§ What you need to do: Reproduce the lines below, switching every occurrence of "prior 365 days" to "prior 12 months" and leaving everything else unchanged.

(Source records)

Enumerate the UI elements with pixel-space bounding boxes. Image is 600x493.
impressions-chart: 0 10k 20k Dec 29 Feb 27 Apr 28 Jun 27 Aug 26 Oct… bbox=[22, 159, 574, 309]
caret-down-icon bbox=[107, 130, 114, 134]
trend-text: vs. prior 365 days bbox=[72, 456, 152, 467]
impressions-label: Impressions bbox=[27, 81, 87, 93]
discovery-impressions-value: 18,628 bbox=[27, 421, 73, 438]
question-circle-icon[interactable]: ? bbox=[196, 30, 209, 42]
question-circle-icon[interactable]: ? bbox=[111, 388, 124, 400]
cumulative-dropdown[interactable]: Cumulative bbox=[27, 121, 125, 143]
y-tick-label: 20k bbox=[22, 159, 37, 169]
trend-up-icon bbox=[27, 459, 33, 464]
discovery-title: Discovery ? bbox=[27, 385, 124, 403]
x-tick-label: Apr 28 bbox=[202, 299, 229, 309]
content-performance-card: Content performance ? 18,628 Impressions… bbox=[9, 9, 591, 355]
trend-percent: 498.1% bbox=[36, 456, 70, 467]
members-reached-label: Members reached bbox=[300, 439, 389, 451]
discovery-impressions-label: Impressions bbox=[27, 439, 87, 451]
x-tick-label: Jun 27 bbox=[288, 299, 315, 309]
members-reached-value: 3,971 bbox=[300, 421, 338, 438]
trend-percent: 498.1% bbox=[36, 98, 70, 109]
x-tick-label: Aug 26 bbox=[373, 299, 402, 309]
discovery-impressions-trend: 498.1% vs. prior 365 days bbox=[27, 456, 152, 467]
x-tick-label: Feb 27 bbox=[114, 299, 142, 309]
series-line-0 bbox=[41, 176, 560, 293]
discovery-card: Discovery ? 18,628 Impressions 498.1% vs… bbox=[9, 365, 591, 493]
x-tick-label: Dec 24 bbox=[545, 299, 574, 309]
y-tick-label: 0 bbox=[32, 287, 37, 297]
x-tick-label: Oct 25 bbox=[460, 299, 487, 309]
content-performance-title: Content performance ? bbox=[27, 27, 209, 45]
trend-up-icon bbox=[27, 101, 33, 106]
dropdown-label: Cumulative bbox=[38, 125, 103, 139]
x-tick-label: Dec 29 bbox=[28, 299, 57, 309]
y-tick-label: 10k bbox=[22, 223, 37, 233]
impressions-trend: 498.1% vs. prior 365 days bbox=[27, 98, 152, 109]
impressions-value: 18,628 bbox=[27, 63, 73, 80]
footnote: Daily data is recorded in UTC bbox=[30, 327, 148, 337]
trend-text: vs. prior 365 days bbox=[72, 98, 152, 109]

§ In response:
Enumerate the UI elements with pixel-space bounding boxes. Image is 600x493.
impressions-chart: 0 10k 20k Dec 29 Feb 27 Apr 28 Jun 27 Aug 26 Oct… bbox=[22, 159, 574, 309]
caret-down-icon bbox=[107, 130, 114, 134]
trend-text: vs. prior 12 months bbox=[72, 456, 152, 467]
impressions-label: Impressions bbox=[27, 81, 87, 93]
discovery-impressions-value: 18,628 bbox=[27, 421, 73, 438]
question-circle-icon[interactable]: ? bbox=[196, 30, 209, 42]
question-circle-icon[interactable]: ? bbox=[111, 388, 124, 400]
cumulative-dropdown[interactable]: Cumulative bbox=[27, 121, 125, 143]
y-tick-label: 20k bbox=[22, 159, 37, 169]
trend-up-icon bbox=[27, 459, 33, 464]
discovery-title: Discovery ? bbox=[27, 385, 124, 403]
x-tick-label: Apr 28 bbox=[202, 299, 229, 309]
content-performance-card: Content performance ? 18,628 Impressions… bbox=[9, 9, 591, 355]
trend-percent: 498.1% bbox=[36, 456, 70, 467]
members-reached-label: Members reached bbox=[300, 439, 389, 451]
discovery-impressions-label: Impressions bbox=[27, 439, 87, 451]
x-tick-label: Jun 27 bbox=[288, 299, 315, 309]
members-reached-value: 3,971 bbox=[300, 421, 338, 438]
trend-percent: 498.1% bbox=[36, 98, 70, 109]
x-tick-label: Aug 26 bbox=[373, 299, 402, 309]
discovery-impressions-trend: 498.1% vs. prior 12 months bbox=[27, 456, 152, 467]
x-tick-label: Feb 27 bbox=[114, 299, 142, 309]
series-line-0 bbox=[41, 176, 560, 293]
discovery-card: Discovery ? 18,628 Impressions 498.1% vs… bbox=[9, 365, 591, 493]
x-tick-label: Dec 24 bbox=[545, 299, 574, 309]
y-tick-label: 0 bbox=[32, 287, 37, 297]
x-tick-label: Oct 25 bbox=[460, 299, 487, 309]
content-performance-title: Content performance ? bbox=[27, 27, 209, 45]
trend-up-icon bbox=[27, 101, 33, 106]
dropdown-label: Cumulative bbox=[38, 125, 103, 139]
x-tick-label: Dec 29 bbox=[28, 299, 57, 309]
y-tick-label: 10k bbox=[22, 223, 37, 233]
impressions-trend: 498.1% vs. prior 12 months bbox=[27, 98, 152, 109]
impressions-value: 18,628 bbox=[27, 63, 73, 80]
footnote: Daily data is recorded in UTC bbox=[30, 327, 148, 337]
trend-text: vs. prior 12 months bbox=[72, 98, 152, 109]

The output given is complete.